*Work required*
Below is a set of records; print all of them exactly as written.

Dataset items:
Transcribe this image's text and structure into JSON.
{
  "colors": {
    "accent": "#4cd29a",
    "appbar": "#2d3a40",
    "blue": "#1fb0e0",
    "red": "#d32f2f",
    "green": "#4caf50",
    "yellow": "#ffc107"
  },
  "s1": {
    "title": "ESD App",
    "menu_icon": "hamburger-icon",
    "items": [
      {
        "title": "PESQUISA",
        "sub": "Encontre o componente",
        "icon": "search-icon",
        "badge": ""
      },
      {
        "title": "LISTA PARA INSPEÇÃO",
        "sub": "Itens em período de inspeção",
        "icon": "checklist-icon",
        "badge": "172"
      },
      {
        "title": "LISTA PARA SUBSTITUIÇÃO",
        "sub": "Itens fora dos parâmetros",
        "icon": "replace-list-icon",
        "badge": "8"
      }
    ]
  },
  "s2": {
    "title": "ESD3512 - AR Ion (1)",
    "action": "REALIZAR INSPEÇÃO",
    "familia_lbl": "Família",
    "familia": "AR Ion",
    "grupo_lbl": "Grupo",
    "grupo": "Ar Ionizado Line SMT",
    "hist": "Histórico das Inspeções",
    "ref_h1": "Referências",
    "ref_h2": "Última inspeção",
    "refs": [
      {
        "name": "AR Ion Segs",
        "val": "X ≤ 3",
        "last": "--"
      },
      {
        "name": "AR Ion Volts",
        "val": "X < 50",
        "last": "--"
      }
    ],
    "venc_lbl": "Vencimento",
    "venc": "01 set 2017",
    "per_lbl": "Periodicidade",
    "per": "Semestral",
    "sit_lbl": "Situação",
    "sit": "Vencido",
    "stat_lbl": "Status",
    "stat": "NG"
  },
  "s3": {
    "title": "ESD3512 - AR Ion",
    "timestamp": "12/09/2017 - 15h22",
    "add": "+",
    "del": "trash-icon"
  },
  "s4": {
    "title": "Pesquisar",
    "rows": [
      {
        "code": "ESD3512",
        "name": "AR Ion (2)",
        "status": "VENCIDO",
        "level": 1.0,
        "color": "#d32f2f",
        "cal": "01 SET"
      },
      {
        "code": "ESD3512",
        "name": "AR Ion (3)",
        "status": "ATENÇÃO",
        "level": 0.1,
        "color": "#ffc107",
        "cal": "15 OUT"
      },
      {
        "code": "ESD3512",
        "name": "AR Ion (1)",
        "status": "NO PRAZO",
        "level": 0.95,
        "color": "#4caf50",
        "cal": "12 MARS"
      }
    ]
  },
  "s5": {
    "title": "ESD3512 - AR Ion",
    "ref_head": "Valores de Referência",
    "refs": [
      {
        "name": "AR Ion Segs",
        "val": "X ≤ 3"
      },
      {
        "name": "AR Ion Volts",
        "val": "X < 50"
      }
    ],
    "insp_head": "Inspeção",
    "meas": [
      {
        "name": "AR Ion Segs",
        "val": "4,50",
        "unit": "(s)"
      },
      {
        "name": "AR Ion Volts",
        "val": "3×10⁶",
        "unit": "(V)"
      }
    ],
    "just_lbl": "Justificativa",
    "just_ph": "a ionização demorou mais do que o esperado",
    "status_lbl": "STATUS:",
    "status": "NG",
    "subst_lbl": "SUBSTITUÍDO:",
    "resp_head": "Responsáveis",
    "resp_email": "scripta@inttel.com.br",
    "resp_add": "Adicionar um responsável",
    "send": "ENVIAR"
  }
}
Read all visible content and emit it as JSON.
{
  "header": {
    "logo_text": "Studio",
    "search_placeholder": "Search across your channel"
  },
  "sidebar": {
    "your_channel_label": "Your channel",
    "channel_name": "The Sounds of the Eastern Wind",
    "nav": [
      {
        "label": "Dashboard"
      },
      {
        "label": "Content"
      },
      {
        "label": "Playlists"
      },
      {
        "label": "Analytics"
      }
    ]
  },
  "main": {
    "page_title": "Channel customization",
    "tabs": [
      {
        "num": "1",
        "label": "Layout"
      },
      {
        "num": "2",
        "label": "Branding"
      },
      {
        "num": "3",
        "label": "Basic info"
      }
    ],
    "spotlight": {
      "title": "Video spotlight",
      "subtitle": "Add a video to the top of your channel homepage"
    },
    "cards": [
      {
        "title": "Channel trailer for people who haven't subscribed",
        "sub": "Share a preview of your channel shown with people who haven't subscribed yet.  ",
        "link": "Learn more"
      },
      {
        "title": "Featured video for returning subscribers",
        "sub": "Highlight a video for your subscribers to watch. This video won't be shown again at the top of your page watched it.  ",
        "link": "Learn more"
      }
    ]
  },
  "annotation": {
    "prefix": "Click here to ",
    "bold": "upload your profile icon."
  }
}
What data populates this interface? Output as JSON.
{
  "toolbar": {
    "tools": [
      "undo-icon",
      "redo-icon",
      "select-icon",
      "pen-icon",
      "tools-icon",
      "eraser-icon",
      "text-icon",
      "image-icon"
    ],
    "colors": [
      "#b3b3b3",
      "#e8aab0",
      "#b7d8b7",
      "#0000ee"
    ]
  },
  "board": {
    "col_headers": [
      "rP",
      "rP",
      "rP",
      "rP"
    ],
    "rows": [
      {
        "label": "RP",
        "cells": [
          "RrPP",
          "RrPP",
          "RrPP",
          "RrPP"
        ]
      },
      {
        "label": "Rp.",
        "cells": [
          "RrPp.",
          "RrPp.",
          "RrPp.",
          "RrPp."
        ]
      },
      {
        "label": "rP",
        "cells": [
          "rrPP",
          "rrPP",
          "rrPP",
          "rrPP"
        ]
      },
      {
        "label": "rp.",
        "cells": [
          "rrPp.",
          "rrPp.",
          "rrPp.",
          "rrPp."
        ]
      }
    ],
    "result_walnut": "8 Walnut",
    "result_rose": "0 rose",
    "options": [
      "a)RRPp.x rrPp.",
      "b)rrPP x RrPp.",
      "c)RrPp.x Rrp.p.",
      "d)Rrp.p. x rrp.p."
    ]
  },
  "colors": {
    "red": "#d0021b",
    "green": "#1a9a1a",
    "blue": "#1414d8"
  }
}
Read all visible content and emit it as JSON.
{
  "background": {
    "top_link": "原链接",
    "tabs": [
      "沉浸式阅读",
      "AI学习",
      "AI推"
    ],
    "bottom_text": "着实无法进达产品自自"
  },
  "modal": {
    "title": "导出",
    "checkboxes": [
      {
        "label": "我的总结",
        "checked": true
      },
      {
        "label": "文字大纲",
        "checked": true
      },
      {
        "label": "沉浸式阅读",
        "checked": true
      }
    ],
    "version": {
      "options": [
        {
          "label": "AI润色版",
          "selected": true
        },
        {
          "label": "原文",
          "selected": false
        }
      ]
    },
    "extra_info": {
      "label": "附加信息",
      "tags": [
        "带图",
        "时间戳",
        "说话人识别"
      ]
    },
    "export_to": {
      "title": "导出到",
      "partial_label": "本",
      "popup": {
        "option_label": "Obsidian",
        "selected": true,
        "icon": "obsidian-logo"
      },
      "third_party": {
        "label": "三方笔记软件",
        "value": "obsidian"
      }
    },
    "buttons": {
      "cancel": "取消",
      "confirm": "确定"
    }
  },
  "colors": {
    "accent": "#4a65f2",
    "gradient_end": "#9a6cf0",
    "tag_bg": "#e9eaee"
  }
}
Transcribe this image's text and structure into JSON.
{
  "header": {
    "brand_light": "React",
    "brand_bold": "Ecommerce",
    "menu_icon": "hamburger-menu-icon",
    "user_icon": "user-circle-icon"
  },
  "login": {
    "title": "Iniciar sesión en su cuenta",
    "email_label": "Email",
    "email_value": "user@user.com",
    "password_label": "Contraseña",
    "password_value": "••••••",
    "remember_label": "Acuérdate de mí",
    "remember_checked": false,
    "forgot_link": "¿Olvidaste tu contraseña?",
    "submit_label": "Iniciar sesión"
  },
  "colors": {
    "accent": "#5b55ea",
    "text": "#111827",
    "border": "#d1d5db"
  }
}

*Written response*
Transcribe this image's text and structure into JSON.
{
  "colors": {
    "accent": "#4cd29a",
    "appbar": "#2d3a40",
    "blue": "#1fb0e0",
    "red": "#d32f2f",
    "green": "#4caf50",
    "yellow": "#ffc107"
  },
  "s1": {
    "title": "ESD App",
    "menu_icon": "hamburger-icon",
    "items": [
      {
        "title": "PESQUISA",
        "sub": "Encontre o componente",
        "icon": "search-icon",
        "badge": ""
      },
      {
        "title": "LISTA PARA INSPEÇÃO",
        "sub": "Itens em período de inspeção",
        "icon": "checklist-icon",
        "badge": "172"
      },
      {
        "title": "LISTA PARA SUBSTITUIÇÃO",
        "sub": "Itens fora dos parâmetros",
        "icon": "replace-list-icon",
        "badge": "8"
      }
    ]
  },
  "s2": {
    "title": "ESD3512 - AR Ion (1)",
    "action": "REALIZAR INSPEÇÃO",
    "familia_lbl": "Família",
    "familia": "AR Ion",
    "grupo_lbl": "Grupo",
    "grupo": "Ar Ionizado Line SMT",
    "hist": "Histórico das Inspeções",
    "ref_h1": "Referências",
    "ref_h2": "Última inspeção",
    "refs": [
      {
        "name": "AR Ion Segs",
        "val": "X ≤ 3",
        "last": "--"
      },
      {
        "name": "AR Ion Volts",
        "val": "X < 50",
        "last": "--"
      }
    ],
    "venc_lbl": "Vencimento",
    "venc": "01 set 2017",
    "per_lbl": "Periodicidade",
    "per": "Semestral",
    "sit_lbl": "Situação",
    "sit": "Vencido",
    "stat_lbl": "Status",
    "stat": "NG"
  },
  "s3": {
    "title": "ESD3512 - AR Ion",
    "timestamp": "12/09/2017 - 15h22",
    "add": "+",
    "del": "trash-icon"
  },
  "s4": {
    "title": "Pesquisar",
    "rows": [
      {
        "code": "ESD3512",
        "name": "AR Ion (2)",
        "status": "VENCIDO",
        "level": 1.0,
        "color": "#d32f2f",
        "cal": "01 SET"
      },
      {
        "code": "ESD3512",
        "name": "AR Ion (3)",
        "status": "ATENÇÃO",
        "level": 0.1,
        "color": "#ffc107",
        "cal": "15 OUT"
      },
      {
        "code": "ESD3512",
        "name": "AR Ion (1)",
        "status": "NO PRAZO",
        "level": 0.95,
        "color": "#4caf50",
        "cal": "12 MARS"
      }
    ]
  },
  "s5": {
    "title": "ESD3512 - AR Ion",
    "ref_head": "Valores de Referência",
    "refs": [
      {
        "name": "AR Ion Segs",
        "val": "X ≤ 3"
      },
      {
        "name": "AR Ion Volts",
        "val": "X < 50"
      }
    ],
    "insp_head": "Inspeção",
    "meas": [
      {
        "name": "AR Ion Segs",
        "val": "4,50",
        "unit": "(s)"
      },
      {
        "name": "AR Ion Volts",
        "val": "3×10⁶",
        "unit": "(V)"
      }
    ],
    "just_lbl": "Justificativa",
    "just_ph": "a ionização demorou mais do que o esperado",
    "status_lbl": "STATUS:",
    "status": "NG",
    "subst_lbl": "SUBSTITUÍDO:",
    "resp_head": "Responsáveis",
    "resp_email": "scripta@inttel.com.br",
    "resp_add": "Adicionar um responsável",
    "send": "ENVIAR"
  }
}
Read all visible content and emit it as JSON.
{
  "header": {
    "logo_text": "Studio",
    "search_placeholder": "Search across your channel"
  },
  "sidebar": {
    "your_channel_label": "Your channel",
    "channel_name": "The Sounds of the Eastern Wind",
    "nav": [
      {
        "label": "Dashboard"
      },
      {
        "label": "Content"
      },
      {
        "label": "Playlists"
      },
      {
        "label": "Analytics"
      }
    ]
  },
  "main": {
    "page_title": "Channel customization",
    "tabs": [
      {
        "num": "1",
        "label": "Layout"
      },
      {
        "num": "2",
        "label": "Branding"
      },
      {
        "num": "3",
        "label": "Basic info"
      }
    ],
    "spotlight": {
      "title": "Video spotlight",
      "subtitle": "Add a video to the top of your channel homepage"
    },
    "cards": [
      {
        "title": "Channel trailer for people who haven't subscribed",
        "sub": "Share a preview of your channel shown with people who haven't subscribed yet.  ",
        "link": "Learn more"
      },
      {
        "title": "Featured video for returning subscribers",
        "sub": "Highlight a video for your subscribers to watch. This video won't be shown again at the top of your page watched it.  ",
        "link": "Learn more"
      }
    ]
  },
  "annotation": {
    "prefix": "Click here to ",
    "bold": "upload your profile icon."
  }
}
What data populates this interface? Output as JSON.
{
  "toolbar": {
    "tools": [
      "undo-icon",
      "redo-icon",
      "select-icon",
      "pen-icon",
      "tools-icon",
      "eraser-icon",
      "text-icon",
      "image-icon"
    ],
    "colors": [
      "#b3b3b3",
      "#e8aab0",
      "#b7d8b7",
      "#0000ee"
    ]
  },
  "board": {
    "col_headers": [
      "rP",
      "rP",
      "rP",
      "rP"
    ],
    "rows": [
      {
        "label": "RP",
        "cells": [
          "RrPP",
          "RrPP",
          "RrPP",
          "RrPP"
        ]
      },
      {
        "label": "Rp.",
        "cells": [
          "RrPp.",
          "RrPp.",
          "RrPp.",
          "RrPp."
        ]
      },
      {
        "label": "rP",
        "cells": [
          "rrPP",
          "rrPP",
          "rrPP",
          "rrPP"
        ]
      },
      {
        "label": "rp.",
        "cells": [
          "rrPp.",
          "rrPp.",
          "rrPp.",
          "rrPp."
        ]
      }
    ],
    "result_walnut": "8 Walnut",
    "result_rose": "0 rose",
    "options": [
      "a)RRPp.x rrPp.",
      "b)rrPP x RrPp.",
      "c)RrPp.x Rrp.p.",
      "d)Rrp.p. x rrp.p."
    ]
  },
  "colors": {
    "red": "#d0021b",
    "green": "#1a9a1a",
    "blue": "#1414d8"
  }
}
Read all visible content and emit it as JSON.
{
  "background": {
    "top_link": "原链接",
    "tabs": [
      "沉浸式阅读",
      "AI学习",
      "AI推"
    ],
    "bottom_text": "着实无法进达产品自自"
  },
  "modal": {
    "title": "导出",
    "checkboxes": [
      {
        "label": "我的总结",
        "checked": true
      },
      {
        "label": "文字大纲",
        "checked": true
      },
      {
        "label": "沉浸式阅读",
        "checked": true
      }
    ],
    "version": {
      "options": [
        {
          "label": "AI润色版",
          "selected": true
        },
        {
          "label": "原文",
          "selected": false
        }
      ]
    },
    "extra_info": {
      "label": "附加信息",
      "tags": [
        "带图",
        "时间戳",
        "说话人识别"
      ]
    },
    "export_to": {
      "title": "导出到",
      "partial_label": "本",
      "popup": {
        "option_label": "Obsidian",
        "selected": true,
        "icon": "obsidian-logo"
      },
      "third_party": {
        "label": "三方笔记软件",
        "value": "obsidian"
      }
    },
    "buttons": {
      "cancel": "取消",
      "confirm": "确定"
    }
  },
  "colors": {
    "accent": "#4a65f2",
    "gradient_end": "#9a6cf0",
    "tag_bg": "#e9eaee"
  }
}
Transcribe this image's text and structure into JSON.
{
  "header": {
    "brand_light": "React",
    "brand_bold": "Ecommerce",
    "menu_icon": "hamburger-menu-icon",
    "user_icon": "user-circle-icon"
  },
  "login": {
    "title": "Iniciar sesión en su cuenta",
    "email_label": "Email",
    "email_value": "user@user.com",
    "password_label": "Contraseña",
    "password_value": "••••••",
    "remember_label": "Acuérdate de mí",
    "remember_checked": false,
    "forgot_link": "¿Olvidaste tu contraseña?",
    "submit_label": "Iniciar sesión"
  },
  "colors": {
    "accent": "#5b55ea",
    "text": "#111827",
    "border": "#d1d5db"
  }
}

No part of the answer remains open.